Dataset items
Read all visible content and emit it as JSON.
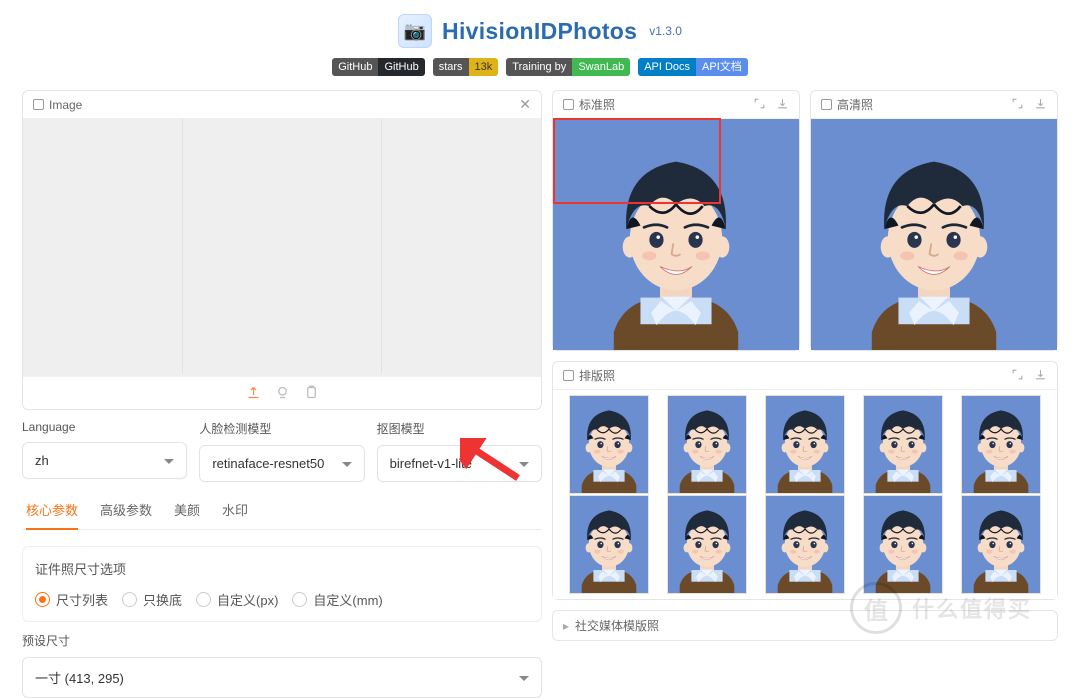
{
  "header": {
    "title": "HivisionIDPhotos",
    "version": "v1.3.0",
    "badges": [
      {
        "left": "GitHub",
        "right": "GitHub",
        "leftCls": "b-dark",
        "rightCls": "b-black"
      },
      {
        "left": "stars",
        "right": "13k",
        "leftCls": "b-dark",
        "rightCls": "b-yellow"
      },
      {
        "left": "Training by",
        "right": "SwanLab",
        "leftCls": "b-dark",
        "rightCls": "b-green"
      },
      {
        "left": "API Docs",
        "right": "API文档",
        "leftCls": "b-cyan",
        "rightCls": "b-lblue"
      }
    ]
  },
  "left": {
    "image_label": "Image",
    "fields": {
      "language": {
        "label": "Language",
        "value": "zh"
      },
      "face_model": {
        "label": "人脸检测模型",
        "value": "retinaface-resnet50"
      },
      "matting_model": {
        "label": "抠图模型",
        "value": "birefnet-v1-lite"
      }
    },
    "tabs": [
      "核心参数",
      "高级参数",
      "美颜",
      "水印"
    ],
    "active_tab": 0,
    "size_group": {
      "title": "证件照尺寸选项",
      "options": [
        "尺寸列表",
        "只换底",
        "自定义(px)",
        "自定义(mm)"
      ],
      "selected": 0
    },
    "preset_label": "预设尺寸",
    "preset_value": "一寸    (413, 295)"
  },
  "right": {
    "standard_label": "标准照",
    "hd_label": "高清照",
    "layout_label": "排版照",
    "social_label": "社交媒体模版照"
  },
  "watermark": {
    "circle": "值",
    "text": "什么值得买"
  },
  "colors": {
    "preview_bg": "#6a8ecf"
  }
}
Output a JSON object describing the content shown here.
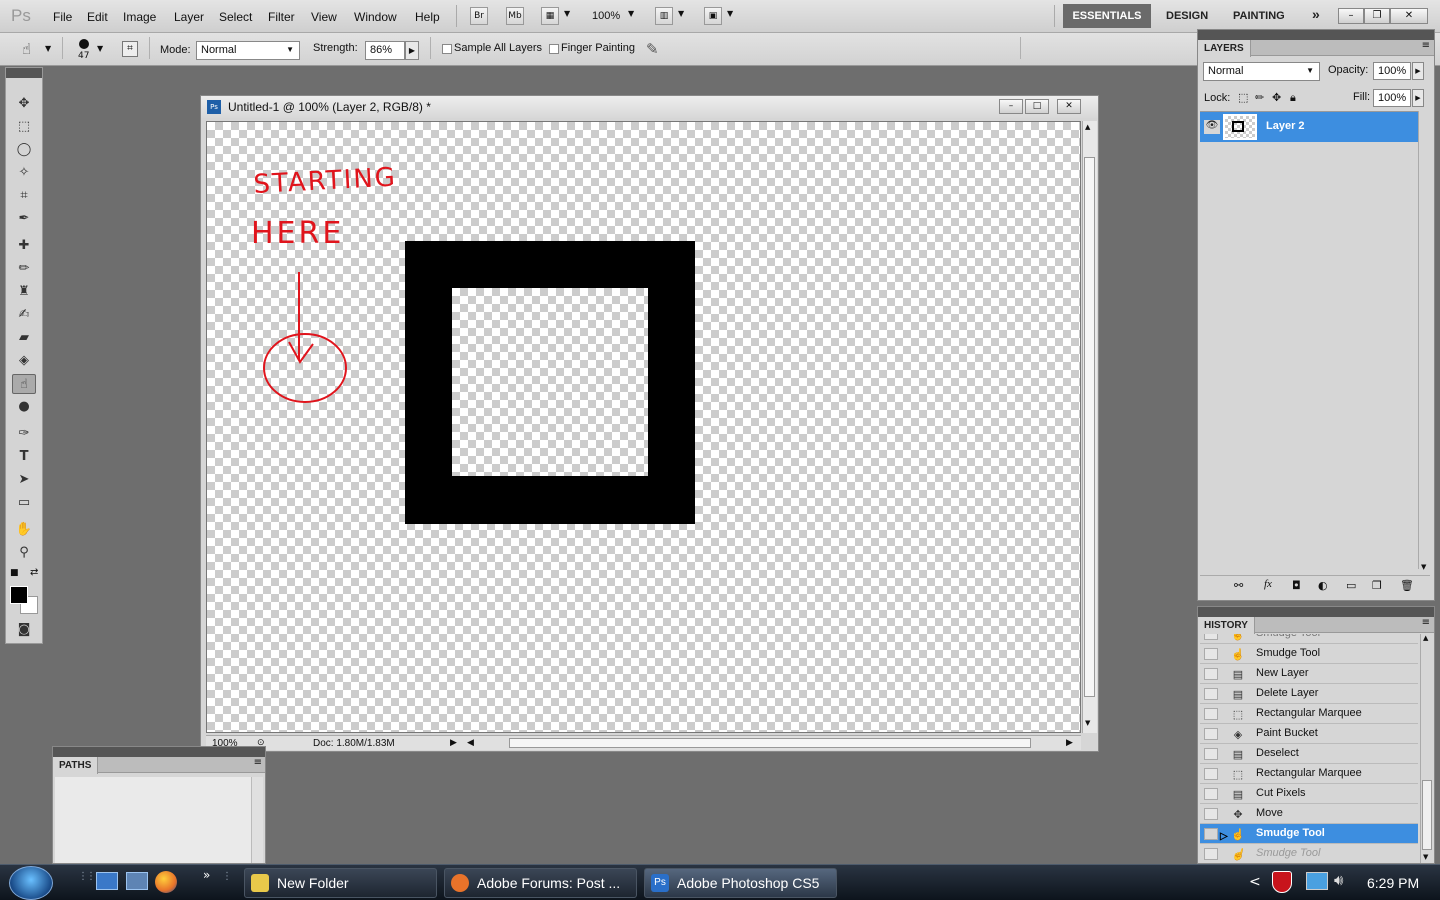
{
  "app": {
    "logo": "Ps",
    "title": "Untitled-1 @ 100% (Layer 2, RGB/8) *"
  },
  "menu": [
    "File",
    "Edit",
    "Image",
    "Layer",
    "Select",
    "Filter",
    "View",
    "Window",
    "Help"
  ],
  "appbar": {
    "bridge": "Br",
    "minibridge": "Mb",
    "zoom": "100%"
  },
  "workspaces": {
    "essentials": "ESSENTIALS",
    "design": "DESIGN",
    "painting": "PAINTING",
    "more": "»"
  },
  "options": {
    "brush_size": "47",
    "mode_label": "Mode:",
    "mode_value": "Normal",
    "strength_label": "Strength:",
    "strength_value": "86%",
    "sample_all_layers": "Sample All Layers",
    "finger_painting": "Finger Painting"
  },
  "canvas": {
    "annotation_line1": "STARTING",
    "annotation_line2": "HERE",
    "zoom": "100%",
    "doc_info": "Doc: 1.80M/1.83M"
  },
  "layers_panel": {
    "tab": "LAYERS",
    "blend_mode": "Normal",
    "opacity_label": "Opacity:",
    "opacity_value": "100%",
    "lock_label": "Lock:",
    "fill_label": "Fill:",
    "fill_value": "100%",
    "layers": [
      {
        "name": "Layer 2",
        "selected": true
      }
    ]
  },
  "history_panel": {
    "tab": "HISTORY",
    "items": [
      {
        "label": "Smudge Tool",
        "icon": "smudge-icon",
        "state": "partial"
      },
      {
        "label": "Smudge Tool",
        "icon": "smudge-icon",
        "state": "normal"
      },
      {
        "label": "New Layer",
        "icon": "doc-icon",
        "state": "normal"
      },
      {
        "label": "Delete Layer",
        "icon": "doc-icon",
        "state": "normal"
      },
      {
        "label": "Rectangular Marquee",
        "icon": "marquee-icon",
        "state": "normal"
      },
      {
        "label": "Paint Bucket",
        "icon": "bucket-icon",
        "state": "normal"
      },
      {
        "label": "Deselect",
        "icon": "doc-icon",
        "state": "normal"
      },
      {
        "label": "Rectangular Marquee",
        "icon": "marquee-icon",
        "state": "normal"
      },
      {
        "label": "Cut Pixels",
        "icon": "doc-icon",
        "state": "normal"
      },
      {
        "label": "Move",
        "icon": "move-icon",
        "state": "normal"
      },
      {
        "label": "Smudge Tool",
        "icon": "smudge-icon",
        "state": "selected"
      },
      {
        "label": "Smudge Tool",
        "icon": "smudge-icon",
        "state": "undone"
      }
    ]
  },
  "paths_panel": {
    "tab": "PATHS"
  },
  "taskbar": {
    "items": [
      {
        "label": "New Folder",
        "color": "#e8c84a"
      },
      {
        "label": "Adobe Forums: Post ...",
        "color": "#e8732a"
      },
      {
        "label": "Adobe Photoshop CS5",
        "color": "#2a6fc9"
      }
    ],
    "clock": "6:29 PM"
  },
  "colors": {
    "accent": "#3d8ee0",
    "annotation": "#e0141c",
    "foreground": "#000000",
    "background": "#ffffff"
  }
}
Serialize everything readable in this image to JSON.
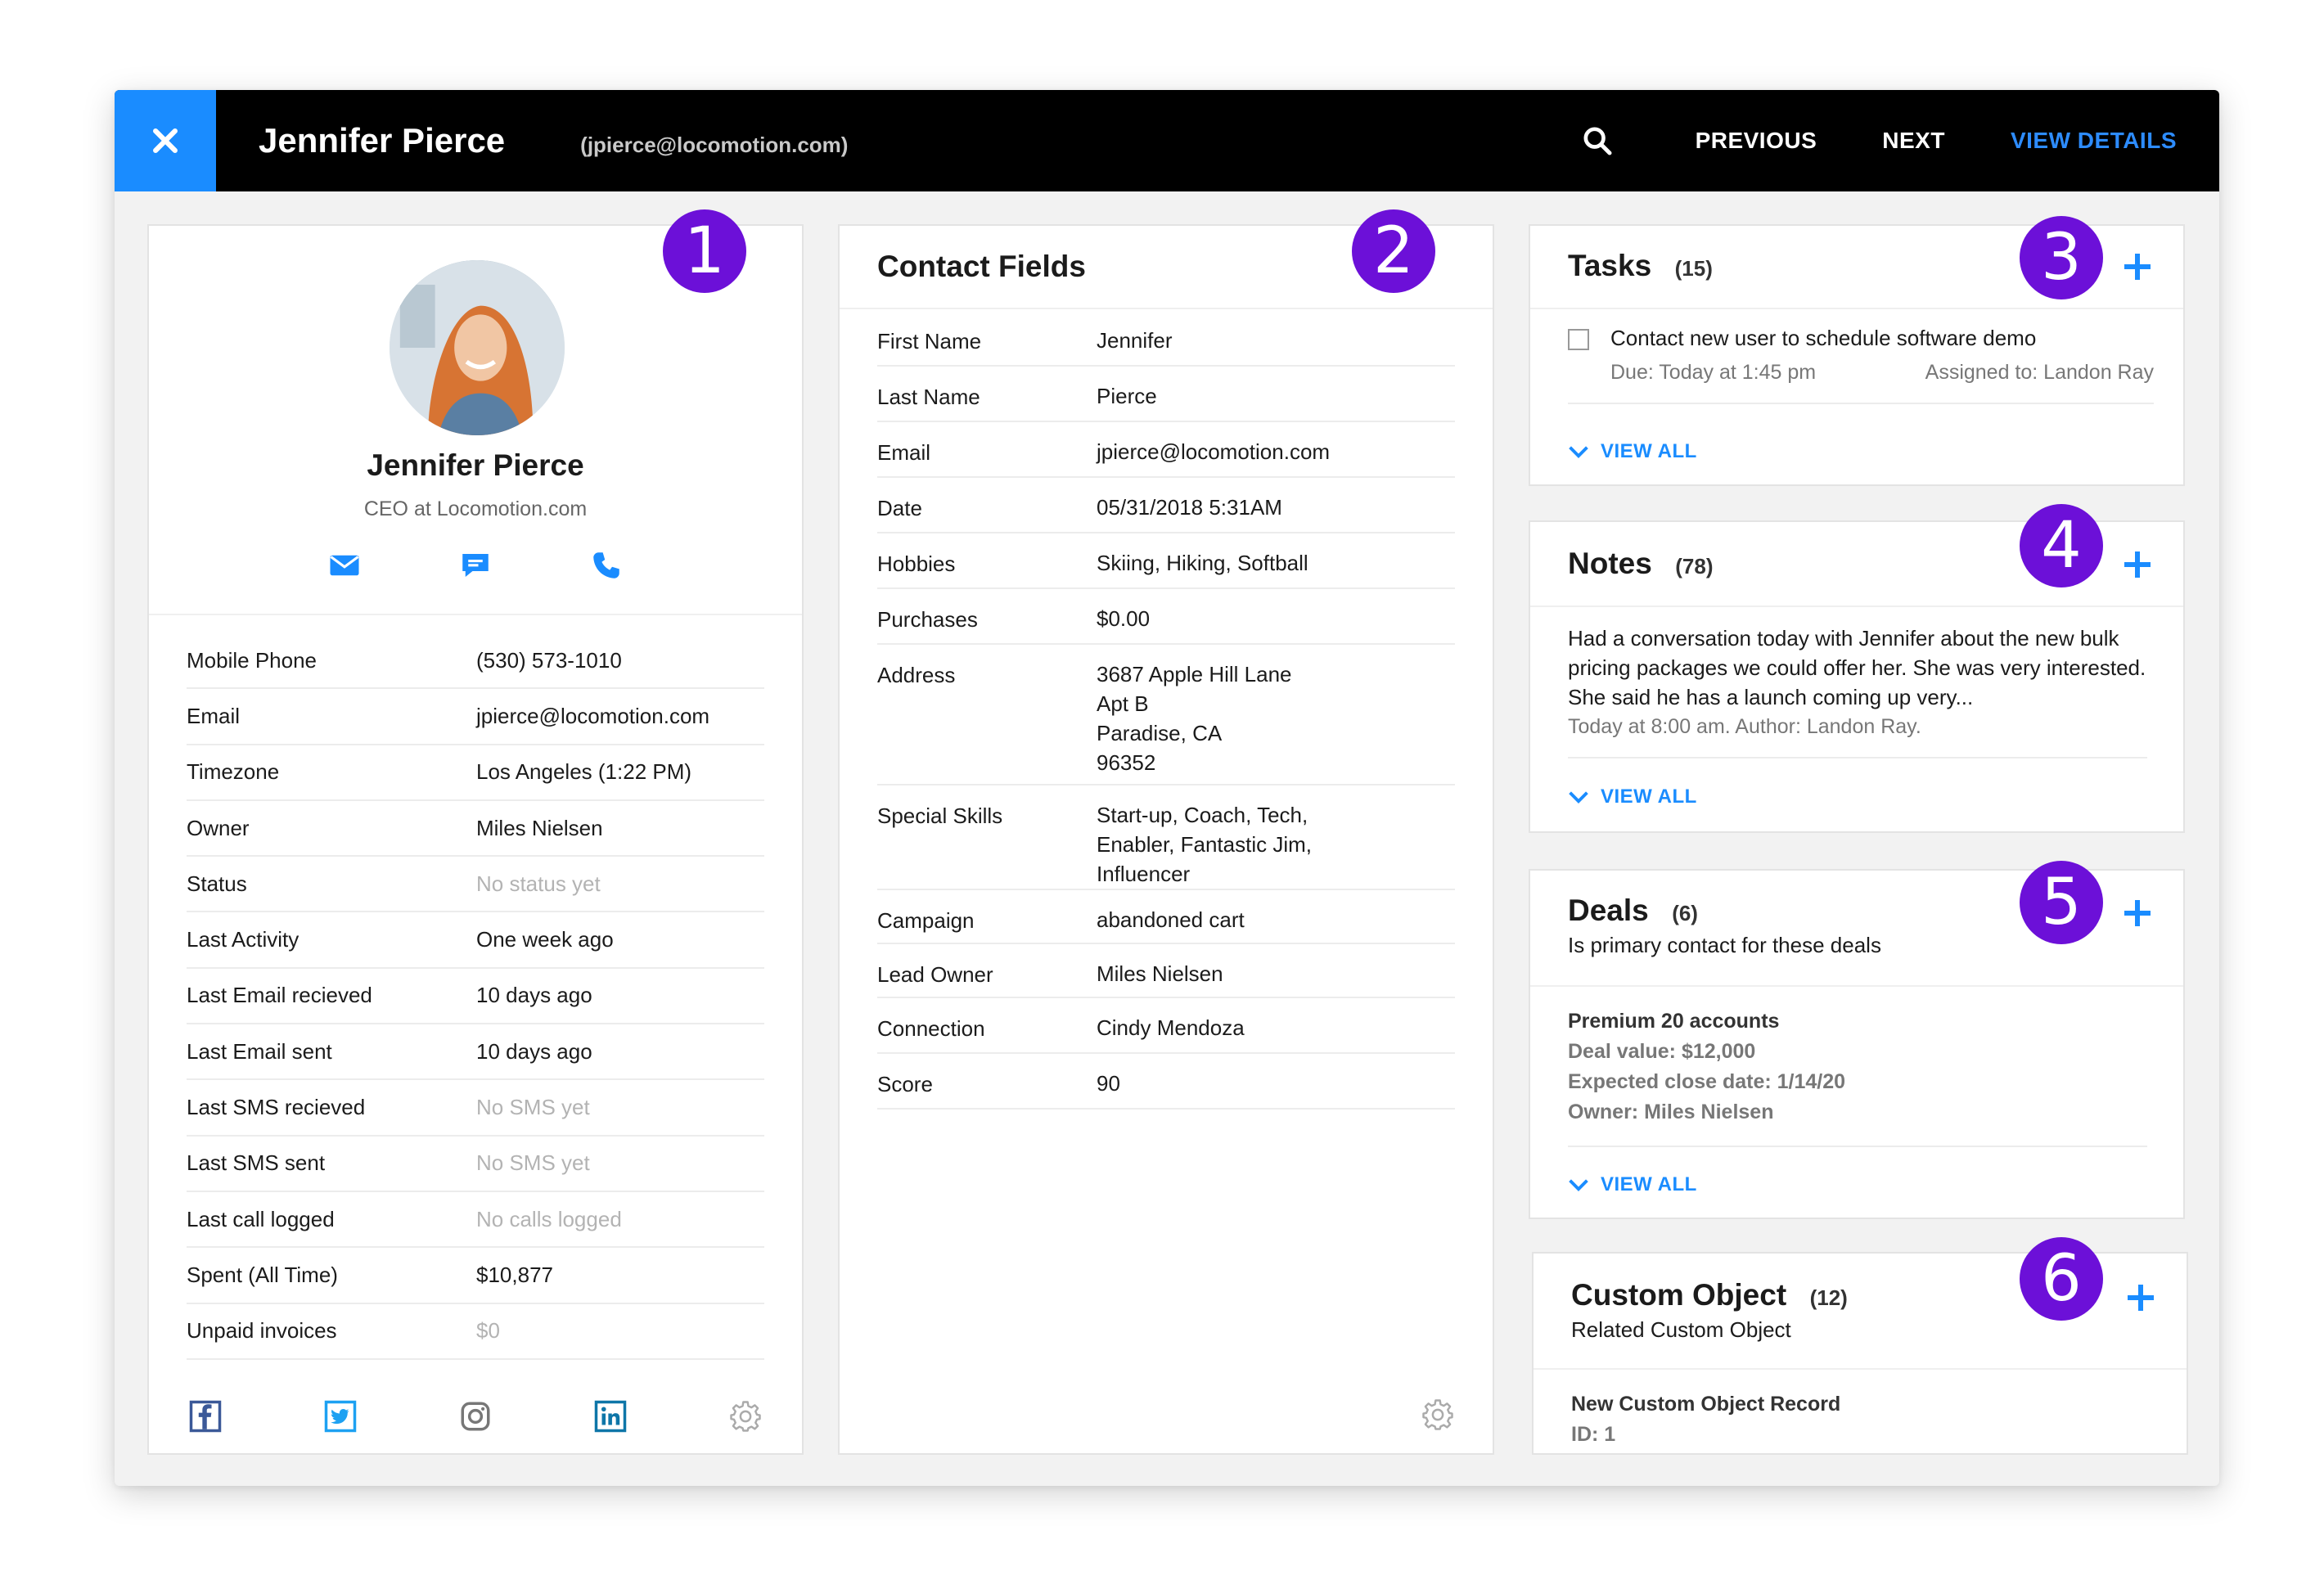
{
  "topbar": {
    "name": "Jennifer Pierce",
    "email": "(jpierce@locomotion.com)",
    "previous": "PREVIOUS",
    "next": "NEXT",
    "view_details": "VIEW DETAILS",
    "accent_color": "#1a8cff"
  },
  "badges": [
    "1",
    "2",
    "3",
    "4",
    "5",
    "6"
  ],
  "profile": {
    "name": "Jennifer Pierce",
    "title": "CEO at Locomotion.com",
    "fields": [
      {
        "label": "Mobile Phone",
        "value": "(530) 573-1010",
        "muted": false
      },
      {
        "label": "Email",
        "value": "jpierce@locomotion.com",
        "muted": false
      },
      {
        "label": "Timezone",
        "value": "Los Angeles (1:22 PM)",
        "muted": false
      },
      {
        "label": "Owner",
        "value": "Miles Nielsen",
        "muted": false
      },
      {
        "label": "Status",
        "value": "No status yet",
        "muted": true
      },
      {
        "label": "Last Activity",
        "value": "One week ago",
        "muted": false
      },
      {
        "label": "Last Email recieved",
        "value": "10 days ago",
        "muted": false
      },
      {
        "label": "Last Email sent",
        "value": "10 days ago",
        "muted": false
      },
      {
        "label": "Last SMS recieved",
        "value": "No SMS yet",
        "muted": true
      },
      {
        "label": "Last SMS sent",
        "value": "No SMS yet",
        "muted": true
      },
      {
        "label": "Last call logged",
        "value": "No calls logged",
        "muted": true
      },
      {
        "label": "Spent (All Time)",
        "value": "$10,877",
        "muted": false
      },
      {
        "label": "Unpaid invoices",
        "value": "$0",
        "muted": true
      }
    ]
  },
  "contact_fields": {
    "title": "Contact Fields",
    "rows": [
      {
        "label": "First Name",
        "value": "Jennifer",
        "h": 68
      },
      {
        "label": "Last Name",
        "value": "Pierce",
        "h": 68
      },
      {
        "label": "Email",
        "value": "jpierce@locomotion.com",
        "h": 68
      },
      {
        "label": "Date",
        "value": "05/31/2018 5:31AM",
        "h": 68
      },
      {
        "label": "Hobbies",
        "value": "Skiing, Hiking, Softball",
        "h": 68
      },
      {
        "label": "Purchases",
        "value": "$0.00",
        "h": 68
      },
      {
        "label": "Address",
        "value": "3687 Apple Hill Lane\nApt B\nParadise, CA\n96352",
        "h": 172
      },
      {
        "label": "Special Skills",
        "value": "Start-up, Coach, Tech,\nEnabler, Fantastic Jim,\nInfluencer",
        "h": 128
      },
      {
        "label": "Campaign",
        "value": "abandoned cart",
        "h": 66
      },
      {
        "label": "Lead Owner",
        "value": "Miles Nielsen",
        "h": 66
      },
      {
        "label": "Connection",
        "value": "Cindy Mendoza",
        "h": 68
      },
      {
        "label": "Score",
        "value": "90",
        "h": 68
      }
    ]
  },
  "tasks": {
    "title": "Tasks",
    "count": "(15)",
    "item_text": "Contact new user to schedule software demo",
    "due": "Due: Today at 1:45 pm",
    "assigned": "Assigned to: Landon Ray",
    "view_all": "VIEW ALL"
  },
  "notes": {
    "title": "Notes",
    "count": "(78)",
    "body": "Had a conversation today with Jennifer about the new bulk pricing packages we could offer her. She was very interested. She said he has a launch coming up very...",
    "meta": "Today at 8:00 am. Author: Landon Ray.",
    "view_all": "VIEW ALL"
  },
  "deals": {
    "title": "Deals",
    "count": "(6)",
    "subtitle": "Is primary contact for these deals",
    "deal_name": "Premium 20 accounts",
    "deal_value": "Deal value: $12,000",
    "close_date": "Expected close date: 1/14/20",
    "owner": "Owner: Miles Nielsen",
    "view_all": "VIEW ALL"
  },
  "custom_object": {
    "title": "Custom Object",
    "count": "(12)",
    "subtitle": "Related Custom Object",
    "record_name": "New Custom Object Record",
    "record_id": "ID: 1"
  }
}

Task to carry out =>
From the entries, copy out each line containing the word "selected".

Exercise output =>
      "selected": 0
        "selected": true
        "state": "selected"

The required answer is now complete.